> **Exercise directions**
Search the listing below for the word "sídla" and copy each line that holds it.

___ Dataset extract

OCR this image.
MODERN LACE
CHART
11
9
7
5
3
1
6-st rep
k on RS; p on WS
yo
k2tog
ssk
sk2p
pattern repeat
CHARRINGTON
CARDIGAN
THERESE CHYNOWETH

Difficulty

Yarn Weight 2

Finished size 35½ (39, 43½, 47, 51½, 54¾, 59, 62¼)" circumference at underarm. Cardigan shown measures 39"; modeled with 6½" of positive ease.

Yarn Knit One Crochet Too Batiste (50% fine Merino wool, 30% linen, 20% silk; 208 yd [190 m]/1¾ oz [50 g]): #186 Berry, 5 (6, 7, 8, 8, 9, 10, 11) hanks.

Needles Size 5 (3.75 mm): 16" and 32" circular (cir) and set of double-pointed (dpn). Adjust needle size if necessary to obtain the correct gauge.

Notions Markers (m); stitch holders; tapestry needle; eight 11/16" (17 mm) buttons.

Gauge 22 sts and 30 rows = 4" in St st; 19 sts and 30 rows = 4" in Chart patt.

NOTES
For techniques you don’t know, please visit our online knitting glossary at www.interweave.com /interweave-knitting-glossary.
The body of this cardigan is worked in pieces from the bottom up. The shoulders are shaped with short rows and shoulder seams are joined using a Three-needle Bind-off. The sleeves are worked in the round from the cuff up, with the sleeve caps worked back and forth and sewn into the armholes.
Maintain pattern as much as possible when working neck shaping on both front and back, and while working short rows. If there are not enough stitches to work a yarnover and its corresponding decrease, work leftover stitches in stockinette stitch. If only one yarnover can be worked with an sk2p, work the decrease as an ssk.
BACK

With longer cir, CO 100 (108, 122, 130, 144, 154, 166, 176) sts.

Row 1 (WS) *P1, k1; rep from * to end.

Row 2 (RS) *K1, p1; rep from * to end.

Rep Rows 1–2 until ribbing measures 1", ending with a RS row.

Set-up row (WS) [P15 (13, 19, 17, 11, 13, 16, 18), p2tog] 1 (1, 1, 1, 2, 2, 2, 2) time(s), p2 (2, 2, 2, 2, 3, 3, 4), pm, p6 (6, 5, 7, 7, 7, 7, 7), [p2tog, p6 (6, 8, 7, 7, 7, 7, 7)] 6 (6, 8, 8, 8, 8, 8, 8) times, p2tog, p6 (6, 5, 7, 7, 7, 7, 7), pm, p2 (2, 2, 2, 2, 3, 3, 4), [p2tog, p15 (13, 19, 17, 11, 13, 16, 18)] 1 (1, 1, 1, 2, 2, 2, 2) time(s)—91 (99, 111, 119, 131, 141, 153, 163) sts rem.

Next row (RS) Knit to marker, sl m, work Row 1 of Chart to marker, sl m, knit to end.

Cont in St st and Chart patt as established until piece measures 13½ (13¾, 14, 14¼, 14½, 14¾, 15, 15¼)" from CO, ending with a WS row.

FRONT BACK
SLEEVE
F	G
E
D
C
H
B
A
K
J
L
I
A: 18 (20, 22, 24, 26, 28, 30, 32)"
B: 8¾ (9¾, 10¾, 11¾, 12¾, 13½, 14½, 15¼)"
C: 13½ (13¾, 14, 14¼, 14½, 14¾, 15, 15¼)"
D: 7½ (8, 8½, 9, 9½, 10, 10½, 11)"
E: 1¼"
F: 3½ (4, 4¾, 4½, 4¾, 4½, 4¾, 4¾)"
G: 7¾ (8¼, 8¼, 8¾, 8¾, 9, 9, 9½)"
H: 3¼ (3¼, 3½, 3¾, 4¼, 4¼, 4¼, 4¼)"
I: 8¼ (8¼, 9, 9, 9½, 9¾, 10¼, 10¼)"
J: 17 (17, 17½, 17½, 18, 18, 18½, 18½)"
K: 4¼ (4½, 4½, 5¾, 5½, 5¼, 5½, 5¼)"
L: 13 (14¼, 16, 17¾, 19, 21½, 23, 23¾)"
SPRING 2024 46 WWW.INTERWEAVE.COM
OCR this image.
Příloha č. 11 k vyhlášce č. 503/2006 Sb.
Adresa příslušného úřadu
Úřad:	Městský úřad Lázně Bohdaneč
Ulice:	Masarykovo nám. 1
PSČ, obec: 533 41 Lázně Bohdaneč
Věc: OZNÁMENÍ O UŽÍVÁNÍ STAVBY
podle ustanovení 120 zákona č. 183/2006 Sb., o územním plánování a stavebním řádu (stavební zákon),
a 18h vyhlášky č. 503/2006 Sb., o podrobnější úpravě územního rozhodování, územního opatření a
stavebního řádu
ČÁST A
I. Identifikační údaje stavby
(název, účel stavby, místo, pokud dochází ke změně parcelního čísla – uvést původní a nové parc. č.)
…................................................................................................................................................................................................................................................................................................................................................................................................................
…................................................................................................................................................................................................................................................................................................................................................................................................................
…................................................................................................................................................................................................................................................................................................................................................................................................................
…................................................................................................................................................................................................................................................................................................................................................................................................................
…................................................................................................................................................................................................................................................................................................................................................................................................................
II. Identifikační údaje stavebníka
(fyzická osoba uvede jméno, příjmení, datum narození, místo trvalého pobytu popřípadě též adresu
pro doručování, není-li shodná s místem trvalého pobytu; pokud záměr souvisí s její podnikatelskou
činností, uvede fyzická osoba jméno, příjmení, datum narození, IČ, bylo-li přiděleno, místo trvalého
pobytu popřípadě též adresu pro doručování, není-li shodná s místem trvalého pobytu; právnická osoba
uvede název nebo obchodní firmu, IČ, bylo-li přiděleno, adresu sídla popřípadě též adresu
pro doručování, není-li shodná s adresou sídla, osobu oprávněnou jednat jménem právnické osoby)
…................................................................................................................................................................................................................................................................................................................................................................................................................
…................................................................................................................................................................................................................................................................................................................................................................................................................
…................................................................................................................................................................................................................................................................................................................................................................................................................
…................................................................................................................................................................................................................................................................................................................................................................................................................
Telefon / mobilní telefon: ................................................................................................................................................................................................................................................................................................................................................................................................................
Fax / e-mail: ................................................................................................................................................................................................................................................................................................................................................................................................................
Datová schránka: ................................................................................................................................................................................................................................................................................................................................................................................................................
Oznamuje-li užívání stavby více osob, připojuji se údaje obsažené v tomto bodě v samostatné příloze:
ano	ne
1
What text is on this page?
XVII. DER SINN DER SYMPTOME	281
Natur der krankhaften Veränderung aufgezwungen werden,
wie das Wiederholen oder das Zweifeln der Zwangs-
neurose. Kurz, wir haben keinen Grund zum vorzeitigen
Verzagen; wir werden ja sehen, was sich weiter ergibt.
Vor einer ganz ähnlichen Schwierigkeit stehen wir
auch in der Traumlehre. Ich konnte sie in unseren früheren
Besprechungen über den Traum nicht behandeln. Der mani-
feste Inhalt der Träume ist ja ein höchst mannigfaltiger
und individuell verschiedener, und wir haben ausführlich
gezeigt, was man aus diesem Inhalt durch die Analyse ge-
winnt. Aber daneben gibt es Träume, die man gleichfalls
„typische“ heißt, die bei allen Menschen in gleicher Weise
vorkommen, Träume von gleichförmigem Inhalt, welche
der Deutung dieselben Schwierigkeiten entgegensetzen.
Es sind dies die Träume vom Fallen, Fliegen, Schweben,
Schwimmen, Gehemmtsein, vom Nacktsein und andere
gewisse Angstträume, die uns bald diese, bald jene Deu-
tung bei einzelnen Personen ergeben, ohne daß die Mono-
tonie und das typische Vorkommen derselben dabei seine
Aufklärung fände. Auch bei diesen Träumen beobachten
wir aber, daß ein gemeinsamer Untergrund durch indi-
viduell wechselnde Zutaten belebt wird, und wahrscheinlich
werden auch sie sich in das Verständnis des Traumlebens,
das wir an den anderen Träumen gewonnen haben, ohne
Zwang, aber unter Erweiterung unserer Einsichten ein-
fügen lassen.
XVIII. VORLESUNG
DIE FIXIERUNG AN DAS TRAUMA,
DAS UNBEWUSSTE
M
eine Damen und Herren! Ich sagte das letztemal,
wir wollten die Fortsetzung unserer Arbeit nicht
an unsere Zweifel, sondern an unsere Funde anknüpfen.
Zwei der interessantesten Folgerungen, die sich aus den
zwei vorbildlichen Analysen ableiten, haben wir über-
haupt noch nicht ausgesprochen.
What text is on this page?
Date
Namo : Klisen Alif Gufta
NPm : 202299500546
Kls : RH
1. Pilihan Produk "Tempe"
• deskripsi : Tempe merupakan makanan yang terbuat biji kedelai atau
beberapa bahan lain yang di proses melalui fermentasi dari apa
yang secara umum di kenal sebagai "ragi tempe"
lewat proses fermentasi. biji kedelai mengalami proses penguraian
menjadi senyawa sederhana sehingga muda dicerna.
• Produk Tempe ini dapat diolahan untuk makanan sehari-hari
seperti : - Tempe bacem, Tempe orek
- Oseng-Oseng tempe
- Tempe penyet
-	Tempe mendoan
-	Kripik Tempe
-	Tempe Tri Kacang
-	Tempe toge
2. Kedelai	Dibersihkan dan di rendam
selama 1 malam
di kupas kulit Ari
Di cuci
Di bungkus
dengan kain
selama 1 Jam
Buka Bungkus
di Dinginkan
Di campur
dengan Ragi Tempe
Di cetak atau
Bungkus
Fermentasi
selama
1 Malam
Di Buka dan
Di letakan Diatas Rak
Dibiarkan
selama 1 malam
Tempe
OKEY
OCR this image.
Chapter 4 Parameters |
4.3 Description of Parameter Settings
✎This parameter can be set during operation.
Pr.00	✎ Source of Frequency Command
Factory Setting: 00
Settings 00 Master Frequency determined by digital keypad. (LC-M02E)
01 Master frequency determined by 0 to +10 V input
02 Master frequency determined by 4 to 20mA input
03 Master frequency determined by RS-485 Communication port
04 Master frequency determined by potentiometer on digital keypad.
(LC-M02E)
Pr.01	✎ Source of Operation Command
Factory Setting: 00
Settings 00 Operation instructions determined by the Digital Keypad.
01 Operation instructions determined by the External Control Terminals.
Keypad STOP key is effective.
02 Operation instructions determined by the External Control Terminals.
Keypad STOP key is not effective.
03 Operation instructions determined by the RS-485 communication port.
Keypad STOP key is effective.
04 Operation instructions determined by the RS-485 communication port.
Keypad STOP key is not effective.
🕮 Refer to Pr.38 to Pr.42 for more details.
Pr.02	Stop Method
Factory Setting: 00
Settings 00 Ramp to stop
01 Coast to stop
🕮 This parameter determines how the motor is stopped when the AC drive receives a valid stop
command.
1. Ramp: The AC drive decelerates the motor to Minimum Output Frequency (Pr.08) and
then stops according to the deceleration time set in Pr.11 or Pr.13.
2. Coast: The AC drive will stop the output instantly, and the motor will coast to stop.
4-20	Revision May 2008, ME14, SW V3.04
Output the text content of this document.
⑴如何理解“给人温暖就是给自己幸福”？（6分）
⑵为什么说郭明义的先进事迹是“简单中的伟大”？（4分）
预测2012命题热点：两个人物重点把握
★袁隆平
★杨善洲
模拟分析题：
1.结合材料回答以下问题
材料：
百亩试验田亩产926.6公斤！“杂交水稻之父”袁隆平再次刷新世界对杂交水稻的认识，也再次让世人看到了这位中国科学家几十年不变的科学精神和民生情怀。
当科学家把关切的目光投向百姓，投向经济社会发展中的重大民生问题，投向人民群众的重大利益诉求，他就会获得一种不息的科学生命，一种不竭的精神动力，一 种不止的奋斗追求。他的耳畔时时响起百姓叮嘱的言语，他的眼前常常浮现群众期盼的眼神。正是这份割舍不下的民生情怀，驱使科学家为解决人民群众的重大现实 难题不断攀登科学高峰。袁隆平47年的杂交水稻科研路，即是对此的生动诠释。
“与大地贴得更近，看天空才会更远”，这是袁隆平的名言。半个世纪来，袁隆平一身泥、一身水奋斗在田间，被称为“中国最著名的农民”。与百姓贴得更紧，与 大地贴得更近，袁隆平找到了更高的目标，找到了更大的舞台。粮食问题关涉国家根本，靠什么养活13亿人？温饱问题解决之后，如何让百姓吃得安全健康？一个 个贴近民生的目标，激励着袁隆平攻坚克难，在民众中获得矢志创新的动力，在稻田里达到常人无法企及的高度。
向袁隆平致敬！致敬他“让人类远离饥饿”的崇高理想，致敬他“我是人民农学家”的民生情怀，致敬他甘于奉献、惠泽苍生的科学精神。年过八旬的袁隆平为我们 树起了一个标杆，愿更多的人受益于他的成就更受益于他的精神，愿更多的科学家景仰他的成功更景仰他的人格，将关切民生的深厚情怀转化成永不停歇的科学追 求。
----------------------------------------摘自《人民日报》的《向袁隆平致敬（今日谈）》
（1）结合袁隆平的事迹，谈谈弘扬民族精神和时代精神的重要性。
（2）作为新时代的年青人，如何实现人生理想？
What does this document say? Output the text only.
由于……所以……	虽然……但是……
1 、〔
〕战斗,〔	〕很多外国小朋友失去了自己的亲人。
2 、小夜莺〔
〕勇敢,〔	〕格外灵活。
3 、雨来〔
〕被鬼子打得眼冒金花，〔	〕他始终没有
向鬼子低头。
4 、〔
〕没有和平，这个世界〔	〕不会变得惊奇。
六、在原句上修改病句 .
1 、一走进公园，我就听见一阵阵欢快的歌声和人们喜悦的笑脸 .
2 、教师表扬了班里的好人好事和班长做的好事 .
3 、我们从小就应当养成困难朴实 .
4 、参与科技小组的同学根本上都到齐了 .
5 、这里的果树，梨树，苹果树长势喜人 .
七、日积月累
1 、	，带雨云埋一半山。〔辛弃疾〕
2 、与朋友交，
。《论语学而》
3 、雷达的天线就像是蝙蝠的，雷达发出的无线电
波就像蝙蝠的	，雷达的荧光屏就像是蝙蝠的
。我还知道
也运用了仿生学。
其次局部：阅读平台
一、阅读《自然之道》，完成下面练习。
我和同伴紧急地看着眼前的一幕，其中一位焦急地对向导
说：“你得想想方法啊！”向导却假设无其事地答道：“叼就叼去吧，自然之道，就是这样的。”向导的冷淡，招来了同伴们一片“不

______

> **Expected answer**
uvede název nebo obchodní firmu, IČ, bylo-li přiděleno, adresu sídla popřípadě též adresu
pro doručování, není-li shodná s adresou sídla, osobu oprávněnou jednat jménem právnické osoby)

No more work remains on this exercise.